# [Your goal]
Only the pictures are to be left out; set down the rest of the records exactly.

(Part of a data file)
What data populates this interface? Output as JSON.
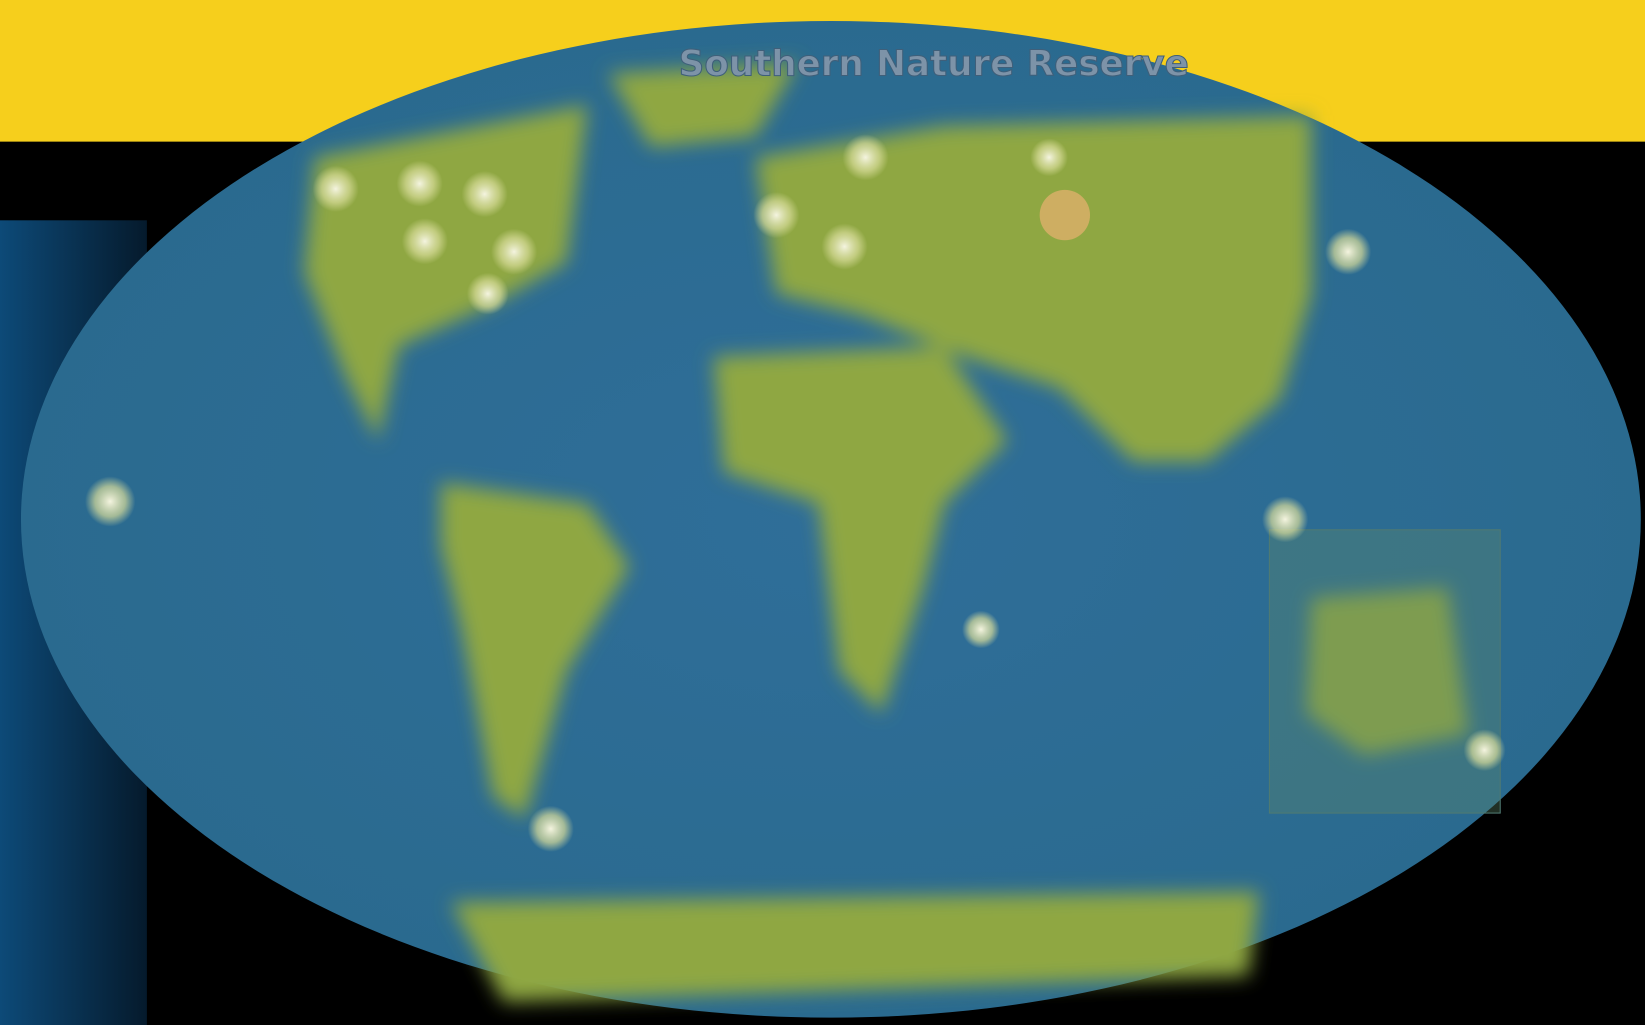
{
  "map": {
    "title": "Southern Nature Reserve"
  }
}
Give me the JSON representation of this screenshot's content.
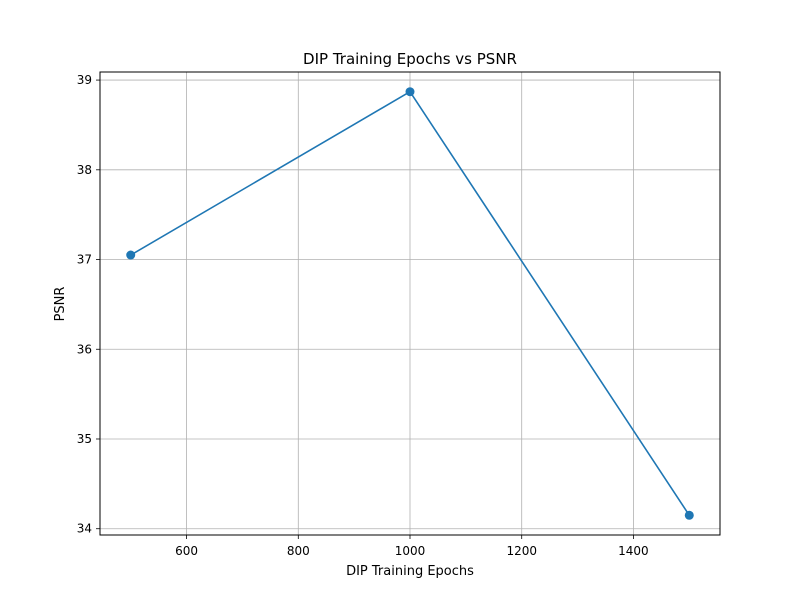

# [Finished task]
What data populates this interface? Output as JSON.
{
  "map": {
    "title": "Southern Nature Reserve"
  }
}
Give me the JSON representation of this screenshot's content.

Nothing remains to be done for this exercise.